■ **DIRECTION**: Return only the count of lines in which the word "деятельности" appears.

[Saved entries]

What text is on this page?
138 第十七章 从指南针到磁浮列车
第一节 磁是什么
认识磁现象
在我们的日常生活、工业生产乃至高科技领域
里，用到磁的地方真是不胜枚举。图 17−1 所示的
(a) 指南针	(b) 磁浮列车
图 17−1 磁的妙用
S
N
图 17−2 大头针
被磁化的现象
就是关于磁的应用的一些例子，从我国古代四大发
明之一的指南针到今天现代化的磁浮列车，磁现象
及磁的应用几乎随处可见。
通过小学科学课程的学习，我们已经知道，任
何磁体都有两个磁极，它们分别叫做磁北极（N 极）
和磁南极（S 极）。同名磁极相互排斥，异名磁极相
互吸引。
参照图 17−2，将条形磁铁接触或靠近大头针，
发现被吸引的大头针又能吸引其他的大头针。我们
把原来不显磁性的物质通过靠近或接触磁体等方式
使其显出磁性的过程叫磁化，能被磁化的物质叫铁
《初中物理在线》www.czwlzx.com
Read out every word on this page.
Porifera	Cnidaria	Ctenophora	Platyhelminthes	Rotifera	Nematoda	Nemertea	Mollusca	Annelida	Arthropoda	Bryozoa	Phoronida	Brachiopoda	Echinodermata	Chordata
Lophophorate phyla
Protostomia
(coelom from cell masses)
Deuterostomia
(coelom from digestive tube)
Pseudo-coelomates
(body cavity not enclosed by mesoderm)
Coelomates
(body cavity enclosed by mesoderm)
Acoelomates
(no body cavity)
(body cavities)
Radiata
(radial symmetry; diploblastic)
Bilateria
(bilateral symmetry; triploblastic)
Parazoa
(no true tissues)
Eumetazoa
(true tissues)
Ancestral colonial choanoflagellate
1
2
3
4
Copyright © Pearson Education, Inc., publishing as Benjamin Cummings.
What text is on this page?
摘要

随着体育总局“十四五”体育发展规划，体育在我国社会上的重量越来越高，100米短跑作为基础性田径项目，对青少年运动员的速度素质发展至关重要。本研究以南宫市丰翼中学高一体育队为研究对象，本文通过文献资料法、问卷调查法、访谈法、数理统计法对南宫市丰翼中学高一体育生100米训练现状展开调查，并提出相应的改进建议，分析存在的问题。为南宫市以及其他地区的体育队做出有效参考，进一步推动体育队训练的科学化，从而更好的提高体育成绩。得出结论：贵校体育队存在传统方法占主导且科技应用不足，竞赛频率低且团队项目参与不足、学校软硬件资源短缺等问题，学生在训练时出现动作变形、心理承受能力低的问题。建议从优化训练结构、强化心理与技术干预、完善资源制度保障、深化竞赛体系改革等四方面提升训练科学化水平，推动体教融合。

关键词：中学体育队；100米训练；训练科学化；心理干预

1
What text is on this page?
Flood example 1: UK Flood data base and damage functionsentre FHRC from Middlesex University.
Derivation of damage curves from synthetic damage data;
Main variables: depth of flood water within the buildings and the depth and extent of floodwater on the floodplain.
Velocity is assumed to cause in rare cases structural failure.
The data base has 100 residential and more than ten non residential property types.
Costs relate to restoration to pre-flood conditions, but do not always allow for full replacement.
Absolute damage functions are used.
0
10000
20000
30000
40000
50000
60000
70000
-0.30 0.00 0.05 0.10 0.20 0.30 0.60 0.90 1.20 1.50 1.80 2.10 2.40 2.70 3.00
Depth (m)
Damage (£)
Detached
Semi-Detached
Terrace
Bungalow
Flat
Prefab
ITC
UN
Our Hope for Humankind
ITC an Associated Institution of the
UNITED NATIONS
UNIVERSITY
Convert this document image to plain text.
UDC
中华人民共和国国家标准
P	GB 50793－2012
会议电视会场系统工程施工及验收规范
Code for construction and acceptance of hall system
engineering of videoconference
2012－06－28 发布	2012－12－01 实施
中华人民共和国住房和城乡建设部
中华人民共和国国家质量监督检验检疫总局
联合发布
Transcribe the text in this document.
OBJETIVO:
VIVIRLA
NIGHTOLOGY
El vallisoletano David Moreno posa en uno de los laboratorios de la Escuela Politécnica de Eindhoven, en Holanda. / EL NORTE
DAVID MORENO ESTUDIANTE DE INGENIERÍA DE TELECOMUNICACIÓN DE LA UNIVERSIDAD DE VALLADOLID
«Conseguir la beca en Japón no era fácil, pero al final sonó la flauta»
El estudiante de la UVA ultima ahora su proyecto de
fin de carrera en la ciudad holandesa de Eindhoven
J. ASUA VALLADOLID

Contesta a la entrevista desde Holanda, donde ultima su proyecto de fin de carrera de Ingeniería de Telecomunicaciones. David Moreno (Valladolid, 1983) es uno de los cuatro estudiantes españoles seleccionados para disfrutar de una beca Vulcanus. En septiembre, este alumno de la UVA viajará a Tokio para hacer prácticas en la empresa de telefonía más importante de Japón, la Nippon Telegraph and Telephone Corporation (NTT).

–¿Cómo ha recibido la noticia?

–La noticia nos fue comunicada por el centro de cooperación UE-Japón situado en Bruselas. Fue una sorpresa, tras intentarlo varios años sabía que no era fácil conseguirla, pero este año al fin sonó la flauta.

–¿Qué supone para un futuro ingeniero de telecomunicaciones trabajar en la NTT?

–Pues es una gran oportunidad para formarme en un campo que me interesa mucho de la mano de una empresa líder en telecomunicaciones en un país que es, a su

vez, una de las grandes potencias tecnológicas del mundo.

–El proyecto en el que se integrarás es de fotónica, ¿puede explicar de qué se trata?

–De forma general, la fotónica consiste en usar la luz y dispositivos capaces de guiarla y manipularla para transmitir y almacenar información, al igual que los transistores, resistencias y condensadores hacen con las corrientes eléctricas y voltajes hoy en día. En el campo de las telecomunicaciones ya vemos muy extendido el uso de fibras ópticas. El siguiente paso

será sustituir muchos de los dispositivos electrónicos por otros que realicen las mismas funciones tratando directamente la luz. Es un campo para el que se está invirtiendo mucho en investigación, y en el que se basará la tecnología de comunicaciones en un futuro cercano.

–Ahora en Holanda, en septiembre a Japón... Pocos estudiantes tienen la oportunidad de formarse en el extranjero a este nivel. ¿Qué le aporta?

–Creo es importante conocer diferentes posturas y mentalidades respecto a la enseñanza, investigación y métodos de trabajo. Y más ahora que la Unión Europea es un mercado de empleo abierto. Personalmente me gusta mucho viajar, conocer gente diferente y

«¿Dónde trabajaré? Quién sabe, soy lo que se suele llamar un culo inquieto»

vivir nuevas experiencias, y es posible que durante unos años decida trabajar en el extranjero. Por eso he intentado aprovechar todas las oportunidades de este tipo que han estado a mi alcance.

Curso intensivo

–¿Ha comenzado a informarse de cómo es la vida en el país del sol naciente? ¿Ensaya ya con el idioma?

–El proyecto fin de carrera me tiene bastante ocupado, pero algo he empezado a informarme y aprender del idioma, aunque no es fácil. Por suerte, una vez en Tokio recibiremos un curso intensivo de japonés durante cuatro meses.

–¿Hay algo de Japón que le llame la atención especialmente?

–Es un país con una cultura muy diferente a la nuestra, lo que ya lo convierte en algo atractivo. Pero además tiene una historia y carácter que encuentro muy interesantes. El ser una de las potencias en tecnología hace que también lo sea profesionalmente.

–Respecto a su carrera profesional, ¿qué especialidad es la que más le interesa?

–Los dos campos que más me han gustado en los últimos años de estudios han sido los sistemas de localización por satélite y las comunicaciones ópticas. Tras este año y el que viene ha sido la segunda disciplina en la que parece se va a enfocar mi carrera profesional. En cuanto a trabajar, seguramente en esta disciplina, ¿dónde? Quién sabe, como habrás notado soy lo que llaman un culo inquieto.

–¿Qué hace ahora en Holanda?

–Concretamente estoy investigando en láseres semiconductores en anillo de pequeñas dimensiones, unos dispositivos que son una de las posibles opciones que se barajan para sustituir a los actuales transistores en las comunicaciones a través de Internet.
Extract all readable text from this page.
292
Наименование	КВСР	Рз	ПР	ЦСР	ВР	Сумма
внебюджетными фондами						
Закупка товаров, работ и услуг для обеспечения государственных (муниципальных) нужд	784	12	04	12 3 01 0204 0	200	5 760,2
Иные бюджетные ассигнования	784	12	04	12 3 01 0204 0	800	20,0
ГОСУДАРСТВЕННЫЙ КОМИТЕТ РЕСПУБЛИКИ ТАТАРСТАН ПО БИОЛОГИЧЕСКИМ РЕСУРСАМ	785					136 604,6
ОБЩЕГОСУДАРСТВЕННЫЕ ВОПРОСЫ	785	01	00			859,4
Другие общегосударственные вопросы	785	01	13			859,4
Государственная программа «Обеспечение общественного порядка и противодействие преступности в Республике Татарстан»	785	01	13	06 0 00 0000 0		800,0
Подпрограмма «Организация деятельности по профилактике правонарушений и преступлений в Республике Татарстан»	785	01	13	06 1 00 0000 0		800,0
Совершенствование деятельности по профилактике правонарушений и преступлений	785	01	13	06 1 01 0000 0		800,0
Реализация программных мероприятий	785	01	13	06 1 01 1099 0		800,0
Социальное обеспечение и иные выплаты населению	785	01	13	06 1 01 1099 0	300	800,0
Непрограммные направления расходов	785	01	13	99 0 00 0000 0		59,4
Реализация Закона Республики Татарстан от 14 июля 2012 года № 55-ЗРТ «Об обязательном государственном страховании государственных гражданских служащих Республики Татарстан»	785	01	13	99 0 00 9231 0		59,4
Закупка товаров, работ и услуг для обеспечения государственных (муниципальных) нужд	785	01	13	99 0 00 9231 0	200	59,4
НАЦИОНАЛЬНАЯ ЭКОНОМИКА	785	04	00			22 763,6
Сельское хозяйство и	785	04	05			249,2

■ **ANSWER TO THE PROBLEM**: 2